YOUR GOAL: State how many lines of the entries hold the string "title". Reply with the number alone.

— begin EXERCISE DATA —

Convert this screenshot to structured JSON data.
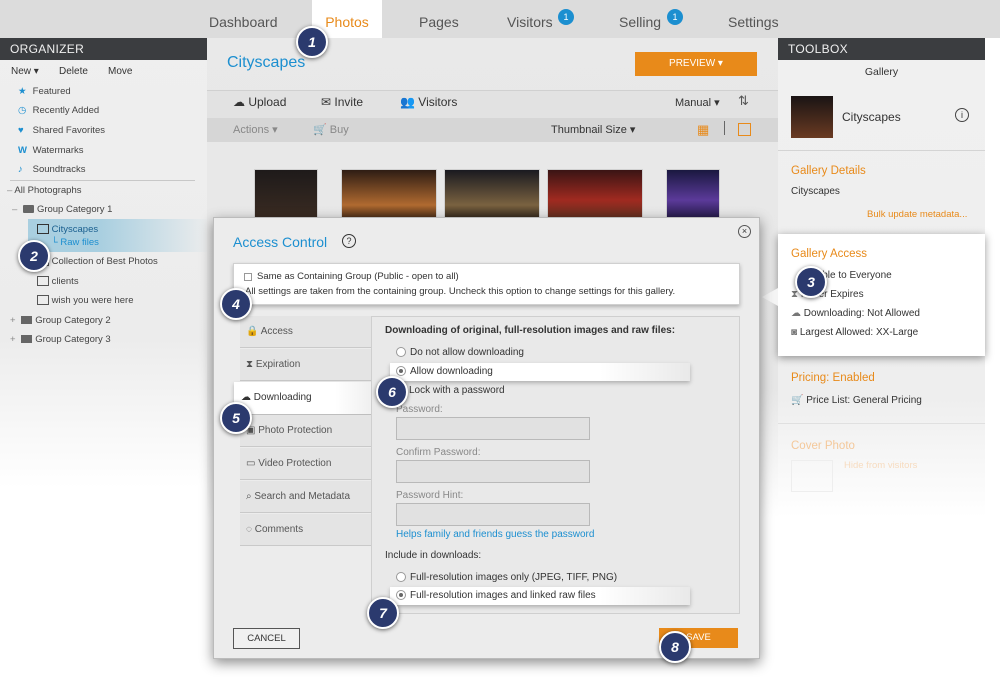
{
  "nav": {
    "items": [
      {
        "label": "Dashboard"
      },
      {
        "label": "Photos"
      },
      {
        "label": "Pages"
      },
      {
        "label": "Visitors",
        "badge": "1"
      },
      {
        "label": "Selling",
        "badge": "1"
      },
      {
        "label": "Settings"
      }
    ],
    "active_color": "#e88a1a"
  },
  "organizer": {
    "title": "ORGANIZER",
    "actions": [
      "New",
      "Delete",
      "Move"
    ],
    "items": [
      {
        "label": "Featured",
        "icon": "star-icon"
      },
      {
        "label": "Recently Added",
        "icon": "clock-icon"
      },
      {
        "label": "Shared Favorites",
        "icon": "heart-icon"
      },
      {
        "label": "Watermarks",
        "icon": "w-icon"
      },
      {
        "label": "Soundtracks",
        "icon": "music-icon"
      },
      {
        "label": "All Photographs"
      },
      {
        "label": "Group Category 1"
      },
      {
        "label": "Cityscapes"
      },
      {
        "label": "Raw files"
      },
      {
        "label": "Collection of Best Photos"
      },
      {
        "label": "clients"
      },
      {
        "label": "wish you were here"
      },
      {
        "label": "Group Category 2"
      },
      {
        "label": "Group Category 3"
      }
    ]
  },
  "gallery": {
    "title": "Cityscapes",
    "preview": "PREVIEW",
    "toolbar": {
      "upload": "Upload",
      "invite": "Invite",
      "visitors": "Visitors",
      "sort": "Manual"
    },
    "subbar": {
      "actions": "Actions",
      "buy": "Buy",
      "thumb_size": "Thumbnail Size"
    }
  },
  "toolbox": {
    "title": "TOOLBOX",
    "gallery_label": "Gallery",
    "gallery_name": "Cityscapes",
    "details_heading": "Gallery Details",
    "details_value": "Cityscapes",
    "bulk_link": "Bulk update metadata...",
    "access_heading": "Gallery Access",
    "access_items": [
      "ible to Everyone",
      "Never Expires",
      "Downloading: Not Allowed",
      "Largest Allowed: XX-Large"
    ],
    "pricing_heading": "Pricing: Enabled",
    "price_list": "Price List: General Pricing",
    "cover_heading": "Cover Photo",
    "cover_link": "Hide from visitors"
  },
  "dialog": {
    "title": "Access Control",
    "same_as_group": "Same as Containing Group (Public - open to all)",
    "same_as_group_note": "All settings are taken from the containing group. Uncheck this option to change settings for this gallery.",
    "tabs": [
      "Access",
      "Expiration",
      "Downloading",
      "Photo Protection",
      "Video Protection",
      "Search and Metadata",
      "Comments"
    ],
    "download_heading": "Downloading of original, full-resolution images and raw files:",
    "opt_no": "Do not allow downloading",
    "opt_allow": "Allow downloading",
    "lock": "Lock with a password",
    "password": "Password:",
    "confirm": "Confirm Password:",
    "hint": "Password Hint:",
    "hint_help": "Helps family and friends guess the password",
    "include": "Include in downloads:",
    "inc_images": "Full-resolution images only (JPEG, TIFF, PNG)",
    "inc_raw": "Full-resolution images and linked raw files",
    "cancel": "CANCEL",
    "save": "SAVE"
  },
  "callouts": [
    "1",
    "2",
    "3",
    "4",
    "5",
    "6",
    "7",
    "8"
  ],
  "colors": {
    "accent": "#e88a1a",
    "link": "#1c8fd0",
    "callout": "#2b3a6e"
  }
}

— end EXERCISE DATA —

PROBLEM SOLUTION: 4